Collection entries:
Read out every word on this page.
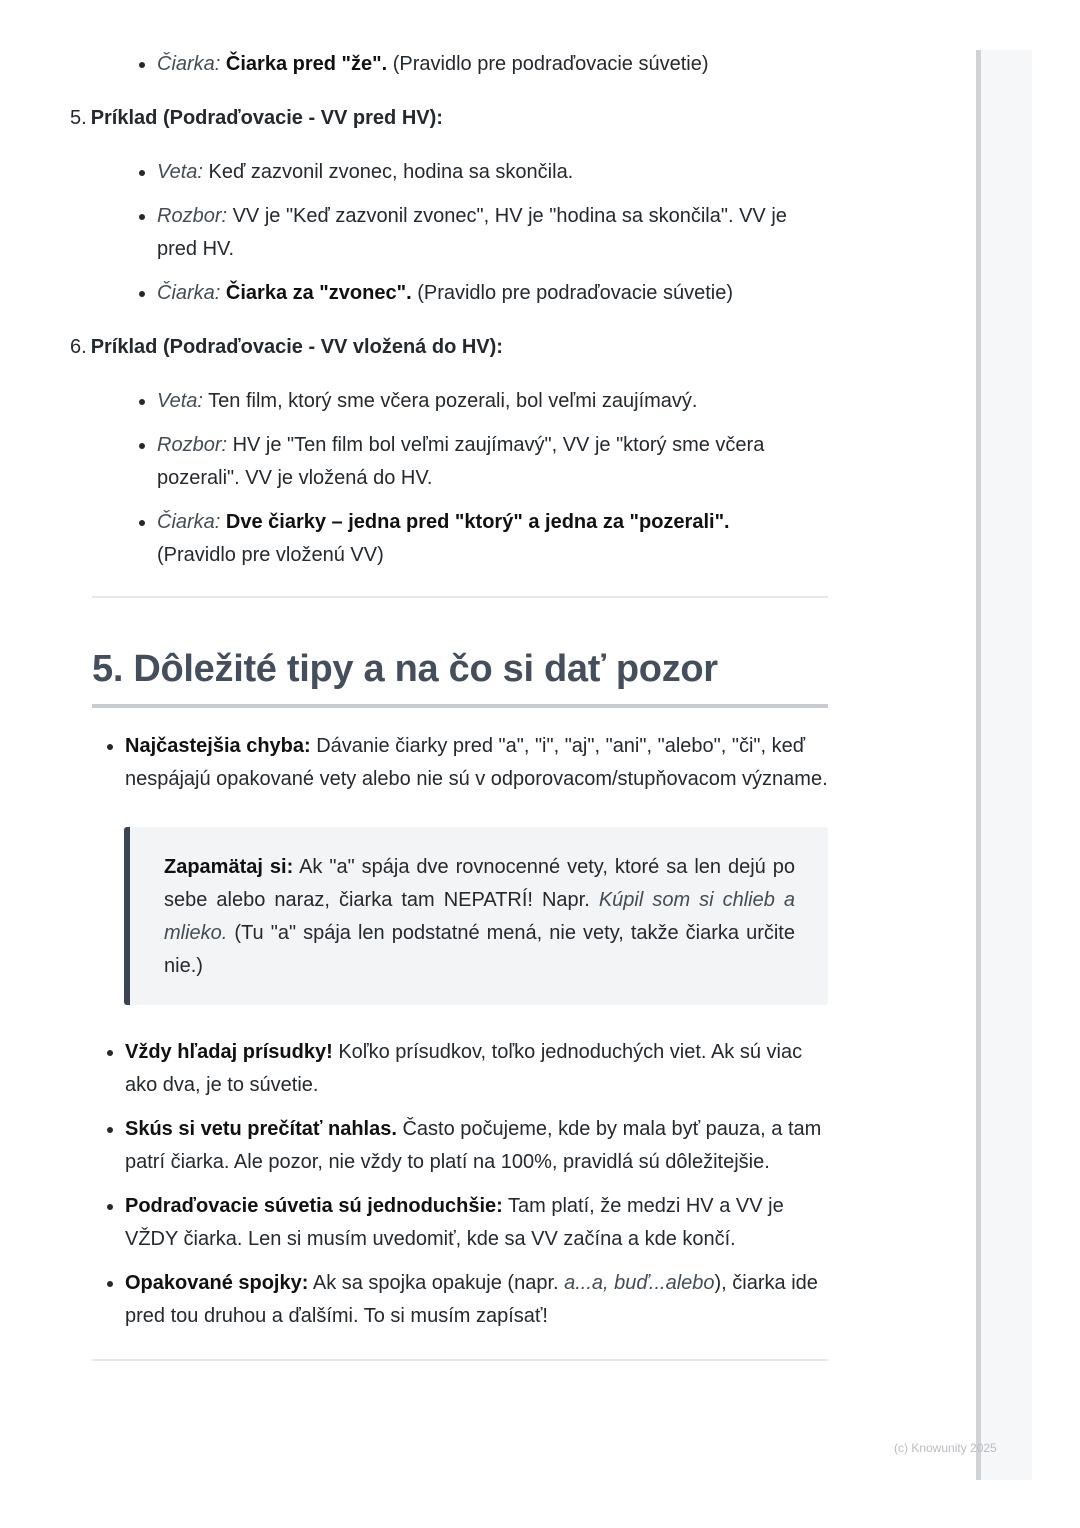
• Čiarka: Čiarka pred "že". (Pravidlo pre podraďovacie súvetie)
5. Príklad (Podraďovacie - VV pred HV):
• Veta: Keď zazvonil zvonec, hodina sa skončila.
• Rozbor: VV je "Keď zazvonil zvonec", HV je "hodina sa skončila". VV je pred HV.
• Čiarka: Čiarka za "zvonec". (Pravidlo pre podraďovacie súvetie)
6. Príklad (Podraďovacie - VV vložená do HV):
• Veta: Ten film, ktorý sme včera pozerali, bol veľmi zaujímavý.
• Rozbor: HV je "Ten film bol veľmi zaujímavý", VV je "ktorý sme včera pozerali". VV je vložená do HV.
• Čiarka: Dve čiarky – jedna pred "ktorý" a jedna za "pozerali".
(Pravidlo pre vloženú VV)
5. Dôležité tipy a na čo si dať pozor
• Najčastejšia chyba: Dávanie čiarky pred "a", "i", "aj", "ani", "alebo", "či", keď nespájajú opakované vety alebo nie sú v odporovacom/stupňovacom význame.
Zapamätaj si: Ak "a" spája dve rovnocenné vety, ktoré sa len dejú po sebe alebo naraz, čiarka tam NEPATRÍ! Napr. Kúpil som si chlieb a mlieko. (Tu "a" spája len podstatné mená, nie vety, takže čiarka určite nie.)
• Vždy hľadaj prísudky! Koľko prísudkov, toľko jednoduchých viet. Ak sú viac ako dva, je to súvetie.
• Skús si vetu prečítať nahlas. Často počujeme, kde by mala byť pauza, a tam patrí čiarka. Ale pozor, nie vždy to platí na 100%, pravidlá sú dôležitejšie.
• Podraďovacie súvetia sú jednoduchšie: Tam platí, že medzi HV a VV je VŽDY čiarka. Len si musím uvedomiť, kde sa VV začína a kde končí.
• Opakované spojky: Ak sa spojka opakuje (napr. a...a, buď...alebo), čiarka ide pred tou druhou a ďalšími. To si musím zapísať!
(c) Knowunity 2025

PROBLEM STATEMENT: Print the records word for word and exclude any picture they hold.

EXERCISE OUTPUT:
Read out every word on this page.
• Čiarka: Čiarka pred "že". (Pravidlo pre podraďovacie súvetie)
5. Príklad (Podraďovacie - VV pred HV):
• Veta: Keď zazvonil zvonec, hodina sa skončila.
• Rozbor: VV je "Keď zazvonil zvonec", HV je "hodina sa skončila". VV je pred HV.
• Čiarka: Čiarka za "zvonec". (Pravidlo pre podraďovacie súvetie)
6. Príklad (Podraďovacie - VV vložená do HV):
• Veta: Ten film, ktorý sme včera pozerali, bol veľmi zaujímavý.
• Rozbor: HV je "Ten film bol veľmi zaujímavý", VV je "ktorý sme včera pozerali". VV je vložená do HV.
• Čiarka: Dve čiarky – jedna pred "ktorý" a jedna za "pozerali".
(Pravidlo pre vloženú VV)
5. Dôležité tipy a na čo si dať pozor
• Najčastejšia chyba: Dávanie čiarky pred "a", "i", "aj", "ani", "alebo", "či", keď nespájajú opakované vety alebo nie sú v odporovacom/stupňovacom význame.
Zapamätaj si: Ak "a" spája dve rovnocenné vety, ktoré sa len dejú po sebe alebo naraz, čiarka tam NEPATRÍ! Napr. Kúpil som si chlieb a mlieko. (Tu "a" spája len podstatné mená, nie vety, takže čiarka určite nie.)
• Vždy hľadaj prísudky! Koľko prísudkov, toľko jednoduchých viet. Ak sú viac ako dva, je to súvetie.
• Skús si vetu prečítať nahlas. Často počujeme, kde by mala byť pauza, a tam patrí čiarka. Ale pozor, nie vždy to platí na 100%, pravidlá sú dôležitejšie.
• Podraďovacie súvetia sú jednoduchšie: Tam platí, že medzi HV a VV je VŽDY čiarka. Len si musím uvedomiť, kde sa VV začína a kde končí.
• Opakované spojky: Ak sa spojka opakuje (napr. a...a, buď...alebo), čiarka ide pred tou druhou a ďalšími. To si musím zapísať!
(c) Knowunity 2025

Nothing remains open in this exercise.